### [Request]
From the entries below, copy every line holding the word "continuous".

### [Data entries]
● ● ● ●
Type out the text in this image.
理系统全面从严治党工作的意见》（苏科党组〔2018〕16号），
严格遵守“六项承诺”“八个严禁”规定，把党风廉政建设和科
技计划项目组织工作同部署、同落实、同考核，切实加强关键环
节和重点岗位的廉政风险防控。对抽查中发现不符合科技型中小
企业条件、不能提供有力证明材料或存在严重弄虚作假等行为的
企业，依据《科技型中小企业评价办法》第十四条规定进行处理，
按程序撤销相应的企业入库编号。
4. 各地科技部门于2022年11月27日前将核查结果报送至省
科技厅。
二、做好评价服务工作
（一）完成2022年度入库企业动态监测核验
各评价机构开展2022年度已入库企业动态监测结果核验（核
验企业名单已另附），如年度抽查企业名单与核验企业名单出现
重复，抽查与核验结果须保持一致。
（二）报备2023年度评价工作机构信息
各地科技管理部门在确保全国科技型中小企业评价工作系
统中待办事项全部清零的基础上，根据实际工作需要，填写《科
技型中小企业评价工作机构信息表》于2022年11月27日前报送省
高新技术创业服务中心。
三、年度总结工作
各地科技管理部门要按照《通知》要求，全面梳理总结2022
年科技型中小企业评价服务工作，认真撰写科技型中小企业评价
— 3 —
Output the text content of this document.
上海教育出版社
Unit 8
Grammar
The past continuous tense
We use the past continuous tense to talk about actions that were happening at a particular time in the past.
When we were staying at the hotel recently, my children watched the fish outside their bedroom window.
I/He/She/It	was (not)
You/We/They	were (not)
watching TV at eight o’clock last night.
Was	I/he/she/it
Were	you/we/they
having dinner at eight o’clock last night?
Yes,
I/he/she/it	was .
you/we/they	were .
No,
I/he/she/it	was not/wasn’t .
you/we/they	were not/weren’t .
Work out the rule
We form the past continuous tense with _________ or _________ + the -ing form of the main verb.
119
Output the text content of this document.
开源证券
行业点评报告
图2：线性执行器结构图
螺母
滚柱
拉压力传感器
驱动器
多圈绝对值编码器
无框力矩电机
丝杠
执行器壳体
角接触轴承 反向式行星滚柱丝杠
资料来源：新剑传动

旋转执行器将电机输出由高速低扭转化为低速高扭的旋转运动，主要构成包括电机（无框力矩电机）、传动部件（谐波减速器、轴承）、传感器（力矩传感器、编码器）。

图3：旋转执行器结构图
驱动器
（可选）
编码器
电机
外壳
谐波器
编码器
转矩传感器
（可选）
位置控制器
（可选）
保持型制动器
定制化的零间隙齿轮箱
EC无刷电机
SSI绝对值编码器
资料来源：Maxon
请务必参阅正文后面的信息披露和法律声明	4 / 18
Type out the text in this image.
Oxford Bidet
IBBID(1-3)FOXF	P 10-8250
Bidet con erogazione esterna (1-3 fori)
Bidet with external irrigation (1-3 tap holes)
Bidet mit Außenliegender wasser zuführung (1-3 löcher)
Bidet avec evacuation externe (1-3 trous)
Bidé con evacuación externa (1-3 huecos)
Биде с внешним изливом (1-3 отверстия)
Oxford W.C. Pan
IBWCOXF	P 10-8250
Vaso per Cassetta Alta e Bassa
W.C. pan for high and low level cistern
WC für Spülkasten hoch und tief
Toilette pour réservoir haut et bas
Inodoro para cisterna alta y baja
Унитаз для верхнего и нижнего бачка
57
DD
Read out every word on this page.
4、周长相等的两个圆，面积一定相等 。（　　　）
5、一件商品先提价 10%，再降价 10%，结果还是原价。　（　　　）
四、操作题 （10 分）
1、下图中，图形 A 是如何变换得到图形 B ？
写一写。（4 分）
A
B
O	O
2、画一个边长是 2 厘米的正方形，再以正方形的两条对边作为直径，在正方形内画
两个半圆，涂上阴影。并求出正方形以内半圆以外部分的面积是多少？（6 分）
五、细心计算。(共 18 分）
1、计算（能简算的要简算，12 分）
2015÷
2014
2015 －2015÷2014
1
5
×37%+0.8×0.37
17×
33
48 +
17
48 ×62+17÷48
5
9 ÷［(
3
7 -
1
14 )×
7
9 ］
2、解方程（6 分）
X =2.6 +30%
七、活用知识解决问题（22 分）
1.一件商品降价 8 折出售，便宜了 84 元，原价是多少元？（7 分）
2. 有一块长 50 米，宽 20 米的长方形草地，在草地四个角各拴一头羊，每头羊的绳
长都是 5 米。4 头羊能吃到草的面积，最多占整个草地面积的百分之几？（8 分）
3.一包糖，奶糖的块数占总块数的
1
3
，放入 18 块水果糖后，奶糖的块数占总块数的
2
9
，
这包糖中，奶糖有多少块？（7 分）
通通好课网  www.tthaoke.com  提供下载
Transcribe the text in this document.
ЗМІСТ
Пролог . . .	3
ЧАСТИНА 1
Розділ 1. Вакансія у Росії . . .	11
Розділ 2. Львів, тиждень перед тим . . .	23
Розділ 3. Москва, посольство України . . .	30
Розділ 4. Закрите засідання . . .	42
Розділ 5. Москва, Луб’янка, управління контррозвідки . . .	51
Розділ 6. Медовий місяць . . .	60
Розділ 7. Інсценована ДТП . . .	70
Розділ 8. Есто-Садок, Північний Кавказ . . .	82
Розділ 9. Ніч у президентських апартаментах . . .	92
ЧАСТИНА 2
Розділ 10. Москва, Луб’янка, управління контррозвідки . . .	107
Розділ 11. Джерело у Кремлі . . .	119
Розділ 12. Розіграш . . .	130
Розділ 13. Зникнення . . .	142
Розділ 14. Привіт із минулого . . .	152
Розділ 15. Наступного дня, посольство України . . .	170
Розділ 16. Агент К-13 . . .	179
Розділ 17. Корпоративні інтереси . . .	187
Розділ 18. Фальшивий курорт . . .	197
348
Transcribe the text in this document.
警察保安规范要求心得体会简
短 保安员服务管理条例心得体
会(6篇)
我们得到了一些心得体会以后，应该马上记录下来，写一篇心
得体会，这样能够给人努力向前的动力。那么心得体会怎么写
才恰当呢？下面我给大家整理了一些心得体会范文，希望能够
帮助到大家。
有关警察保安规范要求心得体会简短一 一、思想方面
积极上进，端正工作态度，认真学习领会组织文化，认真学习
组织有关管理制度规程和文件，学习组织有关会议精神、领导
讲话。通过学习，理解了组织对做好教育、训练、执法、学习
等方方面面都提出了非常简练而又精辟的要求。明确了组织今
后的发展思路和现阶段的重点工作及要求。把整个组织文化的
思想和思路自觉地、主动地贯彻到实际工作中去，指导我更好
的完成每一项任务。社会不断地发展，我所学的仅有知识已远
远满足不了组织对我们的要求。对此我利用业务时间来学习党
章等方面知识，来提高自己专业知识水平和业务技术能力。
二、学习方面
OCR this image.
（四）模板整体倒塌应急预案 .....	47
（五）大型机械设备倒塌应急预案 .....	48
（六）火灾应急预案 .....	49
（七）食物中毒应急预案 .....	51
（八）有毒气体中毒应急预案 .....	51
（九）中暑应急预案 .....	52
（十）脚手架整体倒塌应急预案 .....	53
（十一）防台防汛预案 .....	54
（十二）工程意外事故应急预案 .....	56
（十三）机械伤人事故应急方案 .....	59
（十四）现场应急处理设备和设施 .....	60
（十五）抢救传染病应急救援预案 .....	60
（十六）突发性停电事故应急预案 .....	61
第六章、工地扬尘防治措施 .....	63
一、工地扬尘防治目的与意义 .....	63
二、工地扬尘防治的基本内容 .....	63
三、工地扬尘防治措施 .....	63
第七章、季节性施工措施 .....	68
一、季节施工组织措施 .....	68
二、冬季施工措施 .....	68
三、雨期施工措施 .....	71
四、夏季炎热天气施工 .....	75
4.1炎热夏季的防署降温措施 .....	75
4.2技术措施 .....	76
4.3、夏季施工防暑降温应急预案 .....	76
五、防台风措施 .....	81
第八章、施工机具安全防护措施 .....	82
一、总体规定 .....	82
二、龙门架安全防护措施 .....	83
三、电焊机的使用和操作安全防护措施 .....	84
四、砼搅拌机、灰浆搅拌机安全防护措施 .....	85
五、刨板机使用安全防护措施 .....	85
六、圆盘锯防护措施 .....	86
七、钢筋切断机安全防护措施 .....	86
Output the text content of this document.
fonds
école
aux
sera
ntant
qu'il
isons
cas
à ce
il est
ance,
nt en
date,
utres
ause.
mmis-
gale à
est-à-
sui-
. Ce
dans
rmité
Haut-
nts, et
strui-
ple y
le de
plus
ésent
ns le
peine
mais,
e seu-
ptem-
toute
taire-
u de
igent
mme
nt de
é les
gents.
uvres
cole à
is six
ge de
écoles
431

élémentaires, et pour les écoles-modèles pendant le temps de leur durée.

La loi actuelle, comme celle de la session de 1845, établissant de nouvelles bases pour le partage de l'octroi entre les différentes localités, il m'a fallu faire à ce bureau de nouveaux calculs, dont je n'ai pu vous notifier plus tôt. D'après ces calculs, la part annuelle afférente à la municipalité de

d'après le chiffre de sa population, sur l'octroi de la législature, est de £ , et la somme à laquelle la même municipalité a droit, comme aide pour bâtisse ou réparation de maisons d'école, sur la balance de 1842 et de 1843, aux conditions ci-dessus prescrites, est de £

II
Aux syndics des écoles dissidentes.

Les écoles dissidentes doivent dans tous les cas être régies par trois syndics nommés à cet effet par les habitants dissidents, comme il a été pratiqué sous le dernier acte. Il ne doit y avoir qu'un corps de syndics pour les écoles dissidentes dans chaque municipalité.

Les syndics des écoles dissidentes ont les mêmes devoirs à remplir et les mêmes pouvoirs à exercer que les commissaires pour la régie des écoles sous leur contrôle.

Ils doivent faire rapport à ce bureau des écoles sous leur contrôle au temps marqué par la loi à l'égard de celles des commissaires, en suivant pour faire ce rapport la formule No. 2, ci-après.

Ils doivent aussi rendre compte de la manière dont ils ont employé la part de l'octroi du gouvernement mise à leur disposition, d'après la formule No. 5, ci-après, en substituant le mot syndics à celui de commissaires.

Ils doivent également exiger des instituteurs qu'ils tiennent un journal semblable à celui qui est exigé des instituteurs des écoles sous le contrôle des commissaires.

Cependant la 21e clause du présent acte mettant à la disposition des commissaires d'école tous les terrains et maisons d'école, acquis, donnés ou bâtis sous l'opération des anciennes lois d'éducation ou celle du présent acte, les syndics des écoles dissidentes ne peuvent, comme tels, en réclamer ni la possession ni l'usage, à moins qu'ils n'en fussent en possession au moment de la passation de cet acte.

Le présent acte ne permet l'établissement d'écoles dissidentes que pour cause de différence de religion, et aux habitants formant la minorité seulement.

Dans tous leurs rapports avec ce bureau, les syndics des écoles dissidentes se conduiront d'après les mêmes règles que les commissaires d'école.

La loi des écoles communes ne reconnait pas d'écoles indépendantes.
● ● ● ●
### [Output for this exercise]
The past continuous tense
We use the past continuous tense to talk about actions that were happening at a particular time in the past.
We form the past continuous tense with _________ or _________ + the -ing form of the main verb.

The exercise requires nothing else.